DO THIS: It is required that all of the data be written out exactly.

# START OF INFORMATION SHOWN

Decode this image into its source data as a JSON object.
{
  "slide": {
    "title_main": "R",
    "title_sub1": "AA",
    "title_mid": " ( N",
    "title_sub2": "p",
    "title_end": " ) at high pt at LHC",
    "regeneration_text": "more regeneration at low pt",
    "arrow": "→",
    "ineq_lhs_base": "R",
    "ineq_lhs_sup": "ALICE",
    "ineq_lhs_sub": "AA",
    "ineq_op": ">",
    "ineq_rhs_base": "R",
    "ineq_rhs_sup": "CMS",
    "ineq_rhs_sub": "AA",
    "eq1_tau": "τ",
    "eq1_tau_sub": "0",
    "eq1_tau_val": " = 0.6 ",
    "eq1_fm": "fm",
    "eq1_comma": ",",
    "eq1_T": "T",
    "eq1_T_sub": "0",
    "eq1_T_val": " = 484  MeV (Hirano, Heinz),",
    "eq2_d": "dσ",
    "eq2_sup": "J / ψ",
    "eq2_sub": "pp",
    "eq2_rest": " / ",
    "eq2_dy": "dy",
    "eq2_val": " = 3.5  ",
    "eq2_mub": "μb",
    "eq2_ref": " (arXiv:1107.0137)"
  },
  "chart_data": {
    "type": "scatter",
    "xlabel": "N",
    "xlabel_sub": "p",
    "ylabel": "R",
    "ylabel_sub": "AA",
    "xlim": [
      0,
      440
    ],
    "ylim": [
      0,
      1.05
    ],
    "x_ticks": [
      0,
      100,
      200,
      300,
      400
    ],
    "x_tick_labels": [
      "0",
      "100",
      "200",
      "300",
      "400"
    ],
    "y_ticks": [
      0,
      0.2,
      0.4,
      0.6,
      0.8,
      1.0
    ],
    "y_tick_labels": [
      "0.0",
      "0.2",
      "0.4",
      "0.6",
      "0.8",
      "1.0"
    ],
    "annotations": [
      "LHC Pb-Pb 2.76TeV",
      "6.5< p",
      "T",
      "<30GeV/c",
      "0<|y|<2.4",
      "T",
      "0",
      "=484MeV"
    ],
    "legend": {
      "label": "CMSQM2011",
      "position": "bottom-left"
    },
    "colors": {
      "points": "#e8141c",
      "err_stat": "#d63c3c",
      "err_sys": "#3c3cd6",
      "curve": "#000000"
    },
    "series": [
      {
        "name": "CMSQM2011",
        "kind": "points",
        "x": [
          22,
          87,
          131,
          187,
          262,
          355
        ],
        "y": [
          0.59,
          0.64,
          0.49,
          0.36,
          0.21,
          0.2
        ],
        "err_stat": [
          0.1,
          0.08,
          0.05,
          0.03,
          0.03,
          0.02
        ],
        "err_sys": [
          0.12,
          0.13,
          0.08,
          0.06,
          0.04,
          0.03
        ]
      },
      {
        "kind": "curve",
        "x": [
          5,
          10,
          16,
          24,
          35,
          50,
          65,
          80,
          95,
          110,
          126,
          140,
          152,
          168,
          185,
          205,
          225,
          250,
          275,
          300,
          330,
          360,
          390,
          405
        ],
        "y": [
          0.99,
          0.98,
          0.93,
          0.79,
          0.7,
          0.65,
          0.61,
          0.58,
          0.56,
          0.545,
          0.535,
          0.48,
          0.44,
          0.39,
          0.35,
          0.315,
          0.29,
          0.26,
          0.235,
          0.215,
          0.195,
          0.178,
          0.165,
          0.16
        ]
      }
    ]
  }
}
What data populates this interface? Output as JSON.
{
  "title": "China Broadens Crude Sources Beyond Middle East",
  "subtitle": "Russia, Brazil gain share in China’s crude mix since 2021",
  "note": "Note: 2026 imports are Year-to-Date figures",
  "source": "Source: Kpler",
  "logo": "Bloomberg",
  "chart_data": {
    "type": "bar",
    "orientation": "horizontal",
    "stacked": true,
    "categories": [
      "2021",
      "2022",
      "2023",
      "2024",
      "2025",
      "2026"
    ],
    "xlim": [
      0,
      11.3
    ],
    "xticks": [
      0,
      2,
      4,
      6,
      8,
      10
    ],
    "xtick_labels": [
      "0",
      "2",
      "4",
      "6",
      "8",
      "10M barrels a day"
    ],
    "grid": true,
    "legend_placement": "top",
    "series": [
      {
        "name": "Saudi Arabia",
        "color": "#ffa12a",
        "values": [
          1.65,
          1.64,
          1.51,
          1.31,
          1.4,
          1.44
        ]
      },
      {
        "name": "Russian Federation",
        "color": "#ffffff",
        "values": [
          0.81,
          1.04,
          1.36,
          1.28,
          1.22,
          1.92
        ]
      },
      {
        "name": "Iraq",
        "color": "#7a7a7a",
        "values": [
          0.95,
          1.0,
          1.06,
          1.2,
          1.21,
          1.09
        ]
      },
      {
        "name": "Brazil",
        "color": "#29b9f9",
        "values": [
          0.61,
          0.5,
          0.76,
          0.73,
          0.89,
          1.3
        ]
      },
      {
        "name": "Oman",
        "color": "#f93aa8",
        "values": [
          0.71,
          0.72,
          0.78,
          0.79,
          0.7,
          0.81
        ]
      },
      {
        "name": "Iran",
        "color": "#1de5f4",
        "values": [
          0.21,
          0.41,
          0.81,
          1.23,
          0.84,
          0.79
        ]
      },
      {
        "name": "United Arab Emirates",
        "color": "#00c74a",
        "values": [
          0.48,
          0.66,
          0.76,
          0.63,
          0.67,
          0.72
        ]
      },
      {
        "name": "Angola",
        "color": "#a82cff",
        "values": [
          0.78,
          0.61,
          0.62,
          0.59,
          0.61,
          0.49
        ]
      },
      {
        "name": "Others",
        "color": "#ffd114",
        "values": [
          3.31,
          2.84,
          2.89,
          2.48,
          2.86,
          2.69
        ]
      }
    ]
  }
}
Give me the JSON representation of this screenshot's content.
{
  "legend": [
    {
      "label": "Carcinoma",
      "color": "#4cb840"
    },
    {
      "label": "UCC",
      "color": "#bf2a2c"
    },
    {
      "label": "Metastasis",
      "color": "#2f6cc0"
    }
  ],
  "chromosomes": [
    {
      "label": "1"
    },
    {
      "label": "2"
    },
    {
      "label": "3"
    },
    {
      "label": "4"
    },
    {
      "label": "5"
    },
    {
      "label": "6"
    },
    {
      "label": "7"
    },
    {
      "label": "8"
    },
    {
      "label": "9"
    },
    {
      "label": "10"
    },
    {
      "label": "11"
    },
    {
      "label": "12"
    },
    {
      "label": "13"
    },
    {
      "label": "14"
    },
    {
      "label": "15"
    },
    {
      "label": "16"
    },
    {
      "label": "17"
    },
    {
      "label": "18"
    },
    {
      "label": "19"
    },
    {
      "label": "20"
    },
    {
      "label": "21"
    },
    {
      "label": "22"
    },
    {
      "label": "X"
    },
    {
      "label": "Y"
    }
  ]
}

# END OF INFORMATION SHOWN

TASK RESPONSE:
Decode this image into its source data as a JSON object.
{
  "slide": {
    "title_main": "R",
    "title_sub1": "AA",
    "title_mid": " ( N",
    "title_sub2": "p",
    "title_end": " ) at high pt at LHC",
    "regeneration_text": "more regeneration at low pt",
    "arrow": "→",
    "ineq_lhs_base": "R",
    "ineq_lhs_sup": "ALICE",
    "ineq_lhs_sub": "AA",
    "ineq_op": ">",
    "ineq_rhs_base": "R",
    "ineq_rhs_sup": "CMS",
    "ineq_rhs_sub": "AA",
    "eq1_tau": "τ",
    "eq1_tau_sub": "0",
    "eq1_tau_val": " = 0.6 ",
    "eq1_fm": "fm",
    "eq1_comma": ",",
    "eq1_T": "T",
    "eq1_T_sub": "0",
    "eq1_T_val": " = 484  MeV (Hirano, Heinz),",
    "eq2_d": "dσ",
    "eq2_sup": "J / ψ",
    "eq2_sub": "pp",
    "eq2_rest": " / ",
    "eq2_dy": "dy",
    "eq2_val": " = 3.5  ",
    "eq2_mub": "μb",
    "eq2_ref": " (arXiv:1107.0137)"
  },
  "chart_data": {
    "type": "scatter",
    "xlabel": "N",
    "xlabel_sub": "p",
    "ylabel": "R",
    "ylabel_sub": "AA",
    "xlim": [
      0,
      440
    ],
    "ylim": [
      0,
      1.05
    ],
    "x_ticks": [
      0,
      100,
      200,
      300,
      400
    ],
    "x_tick_labels": [
      "0",
      "100",
      "200",
      "300",
      "400"
    ],
    "y_ticks": [
      0,
      0.2,
      0.4,
      0.6,
      0.8,
      1.0
    ],
    "y_tick_labels": [
      "0.0",
      "0.2",
      "0.4",
      "0.6",
      "0.8",
      "1.0"
    ],
    "annotations": [
      "LHC Pb-Pb 2.76TeV",
      "6.5< p",
      "T",
      "<30GeV/c",
      "0<|y|<2.4",
      "T",
      "0",
      "=484MeV"
    ],
    "legend": {
      "label": "CMSQM2011",
      "position": "bottom-left"
    },
    "colors": {
      "points": "#e8141c",
      "err_stat": "#d63c3c",
      "err_sys": "#3c3cd6",
      "curve": "#000000"
    },
    "series": [
      {
        "name": "CMSQM2011",
        "kind": "points",
        "x": [
          22,
          87,
          131,
          187,
          262,
          355
        ],
        "y": [
          0.59,
          0.64,
          0.49,
          0.36,
          0.21,
          0.2
        ],
        "err_stat": [
          0.1,
          0.08,
          0.05,
          0.03,
          0.03,
          0.02
        ],
        "err_sys": [
          0.12,
          0.13,
          0.08,
          0.06,
          0.04,
          0.03
        ]
      },
      {
        "kind": "curve",
        "x": [
          5,
          10,
          16,
          24,
          35,
          50,
          65,
          80,
          95,
          110,
          126,
          140,
          152,
          168,
          185,
          205,
          225,
          250,
          275,
          300,
          330,
          360,
          390,
          405
        ],
        "y": [
          0.99,
          0.98,
          0.93,
          0.79,
          0.7,
          0.65,
          0.61,
          0.58,
          0.56,
          0.545,
          0.535,
          0.48,
          0.44,
          0.39,
          0.35,
          0.315,
          0.29,
          0.26,
          0.235,
          0.215,
          0.195,
          0.178,
          0.165,
          0.16
        ]
      }
    ]
  }
}
What data populates this interface? Output as JSON.
{
  "title": "China Broadens Crude Sources Beyond Middle East",
  "subtitle": "Russia, Brazil gain share in China’s crude mix since 2021",
  "note": "Note: 2026 imports are Year-to-Date figures",
  "source": "Source: Kpler",
  "logo": "Bloomberg",
  "chart_data": {
    "type": "bar",
    "orientation": "horizontal",
    "stacked": true,
    "categories": [
      "2021",
      "2022",
      "2023",
      "2024",
      "2025",
      "2026"
    ],
    "xlim": [
      0,
      11.3
    ],
    "xticks": [
      0,
      2,
      4,
      6,
      8,
      10
    ],
    "xtick_labels": [
      "0",
      "2",
      "4",
      "6",
      "8",
      "10M barrels a day"
    ],
    "grid": true,
    "legend_placement": "top",
    "series": [
      {
        "name": "Saudi Arabia",
        "color": "#ffa12a",
        "values": [
          1.65,
          1.64,
          1.51,
          1.31,
          1.4,
          1.44
        ]
      },
      {
        "name": "Russian Federation",
        "color": "#ffffff",
        "values": [
          0.81,
          1.04,
          1.36,
          1.28,
          1.22,
          1.92
        ]
      },
      {
        "name": "Iraq",
        "color": "#7a7a7a",
        "values": [
          0.95,
          1.0,
          1.06,
          1.2,
          1.21,
          1.09
        ]
      },
      {
        "name": "Brazil",
        "color": "#29b9f9",
        "values": [
          0.61,
          0.5,
          0.76,
          0.73,
          0.89,
          1.3
        ]
      },
      {
        "name": "Oman",
        "color": "#f93aa8",
        "values": [
          0.71,
          0.72,
          0.78,
          0.79,
          0.7,
          0.81
        ]
      },
      {
        "name": "Iran",
        "color": "#1de5f4",
        "values": [
          0.21,
          0.41,
          0.81,
          1.23,
          0.84,
          0.79
        ]
      },
      {
        "name": "United Arab Emirates",
        "color": "#00c74a",
        "values": [
          0.48,
          0.66,
          0.76,
          0.63,
          0.67,
          0.72
        ]
      },
      {
        "name": "Angola",
        "color": "#a82cff",
        "values": [
          0.78,
          0.61,
          0.62,
          0.59,
          0.61,
          0.49
        ]
      },
      {
        "name": "Others",
        "color": "#ffd114",
        "values": [
          3.31,
          2.84,
          2.89,
          2.48,
          2.86,
          2.69
        ]
      }
    ]
  }
}
Give me the JSON representation of this screenshot's content.
{
  "legend": [
    {
      "label": "Carcinoma",
      "color": "#4cb840"
    },
    {
      "label": "UCC",
      "color": "#bf2a2c"
    },
    {
      "label": "Metastasis",
      "color": "#2f6cc0"
    }
  ],
  "chromosomes": [
    {
      "label": "1"
    },
    {
      "label": "2"
    },
    {
      "label": "3"
    },
    {
      "label": "4"
    },
    {
      "label": "5"
    },
    {
      "label": "6"
    },
    {
      "label": "7"
    },
    {
      "label": "8"
    },
    {
      "label": "9"
    },
    {
      "label": "10"
    },
    {
      "label": "11"
    },
    {
      "label": "12"
    },
    {
      "label": "13"
    },
    {
      "label": "14"
    },
    {
      "label": "15"
    },
    {
      "label": "16"
    },
    {
      "label": "17"
    },
    {
      "label": "18"
    },
    {
      "label": "19"
    },
    {
      "label": "20"
    },
    {
      "label": "21"
    },
    {
      "label": "22"
    },
    {
      "label": "X"
    },
    {
      "label": "Y"
    }
  ]
}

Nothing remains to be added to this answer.